▶ [Task instructions] Copy every line of the following data that includes the string "this".

▶ [Excerpted records]
>>

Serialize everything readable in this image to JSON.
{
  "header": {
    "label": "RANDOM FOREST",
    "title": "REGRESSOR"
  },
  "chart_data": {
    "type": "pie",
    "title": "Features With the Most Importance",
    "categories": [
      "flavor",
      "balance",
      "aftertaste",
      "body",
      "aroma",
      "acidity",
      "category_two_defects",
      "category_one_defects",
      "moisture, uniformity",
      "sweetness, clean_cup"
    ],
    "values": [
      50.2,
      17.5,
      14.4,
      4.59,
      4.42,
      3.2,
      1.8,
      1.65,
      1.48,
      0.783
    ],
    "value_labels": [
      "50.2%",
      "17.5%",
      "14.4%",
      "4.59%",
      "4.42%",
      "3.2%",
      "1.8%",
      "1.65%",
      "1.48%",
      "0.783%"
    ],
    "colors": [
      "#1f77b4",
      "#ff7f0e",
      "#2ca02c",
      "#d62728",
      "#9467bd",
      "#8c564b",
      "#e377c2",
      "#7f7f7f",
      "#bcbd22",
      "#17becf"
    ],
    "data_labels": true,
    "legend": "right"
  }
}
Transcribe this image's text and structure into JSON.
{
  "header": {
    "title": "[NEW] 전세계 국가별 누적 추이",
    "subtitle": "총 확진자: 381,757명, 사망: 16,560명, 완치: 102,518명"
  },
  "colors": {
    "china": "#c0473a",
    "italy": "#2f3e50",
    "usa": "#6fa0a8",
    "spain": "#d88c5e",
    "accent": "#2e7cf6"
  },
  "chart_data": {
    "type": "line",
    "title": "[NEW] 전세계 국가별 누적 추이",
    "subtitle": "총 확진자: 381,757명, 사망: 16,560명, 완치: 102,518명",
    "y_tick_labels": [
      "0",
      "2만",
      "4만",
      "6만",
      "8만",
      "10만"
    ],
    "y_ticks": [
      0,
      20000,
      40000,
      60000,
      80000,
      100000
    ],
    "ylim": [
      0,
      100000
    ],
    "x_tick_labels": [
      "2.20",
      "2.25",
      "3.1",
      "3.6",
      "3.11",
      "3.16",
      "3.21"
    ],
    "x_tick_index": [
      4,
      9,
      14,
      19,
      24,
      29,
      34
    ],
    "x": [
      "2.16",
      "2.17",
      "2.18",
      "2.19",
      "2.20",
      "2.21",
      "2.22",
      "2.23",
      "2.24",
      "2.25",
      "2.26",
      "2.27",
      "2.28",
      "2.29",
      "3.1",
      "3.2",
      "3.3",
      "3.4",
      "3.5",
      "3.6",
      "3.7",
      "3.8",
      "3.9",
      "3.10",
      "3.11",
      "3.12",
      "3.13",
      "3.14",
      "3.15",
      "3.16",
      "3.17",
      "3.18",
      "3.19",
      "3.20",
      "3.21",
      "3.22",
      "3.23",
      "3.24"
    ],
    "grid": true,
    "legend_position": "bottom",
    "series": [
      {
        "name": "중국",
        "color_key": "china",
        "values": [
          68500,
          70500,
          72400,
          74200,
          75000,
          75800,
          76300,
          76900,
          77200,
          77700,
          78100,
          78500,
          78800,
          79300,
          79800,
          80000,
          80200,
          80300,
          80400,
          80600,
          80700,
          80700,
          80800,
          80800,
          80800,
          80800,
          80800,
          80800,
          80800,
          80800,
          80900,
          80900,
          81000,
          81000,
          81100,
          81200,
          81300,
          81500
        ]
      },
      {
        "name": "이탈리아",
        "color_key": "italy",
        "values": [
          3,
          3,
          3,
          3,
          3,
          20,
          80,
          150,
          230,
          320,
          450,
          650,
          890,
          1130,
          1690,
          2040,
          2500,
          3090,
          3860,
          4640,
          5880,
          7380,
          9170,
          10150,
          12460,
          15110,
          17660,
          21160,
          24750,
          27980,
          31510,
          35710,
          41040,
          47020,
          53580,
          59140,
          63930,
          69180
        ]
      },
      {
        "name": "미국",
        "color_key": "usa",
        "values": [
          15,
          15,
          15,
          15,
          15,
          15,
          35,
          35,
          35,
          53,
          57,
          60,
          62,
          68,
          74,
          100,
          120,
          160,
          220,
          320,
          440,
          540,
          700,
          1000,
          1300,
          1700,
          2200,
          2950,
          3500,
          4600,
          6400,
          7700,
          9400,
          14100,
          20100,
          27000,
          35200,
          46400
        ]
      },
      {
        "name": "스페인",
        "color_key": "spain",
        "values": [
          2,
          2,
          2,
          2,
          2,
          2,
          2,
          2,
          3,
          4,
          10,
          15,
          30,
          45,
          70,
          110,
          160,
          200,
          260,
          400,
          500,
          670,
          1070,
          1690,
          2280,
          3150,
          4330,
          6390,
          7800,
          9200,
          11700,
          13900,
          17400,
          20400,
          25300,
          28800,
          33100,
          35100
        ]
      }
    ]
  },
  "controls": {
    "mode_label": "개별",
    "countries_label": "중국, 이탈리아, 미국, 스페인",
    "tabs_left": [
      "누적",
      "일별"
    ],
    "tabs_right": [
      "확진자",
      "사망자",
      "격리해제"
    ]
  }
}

<<

▶ [Worked answer]
Serialize everything readable in this image to JSON.
Transcribe this image's text and structure into JSON.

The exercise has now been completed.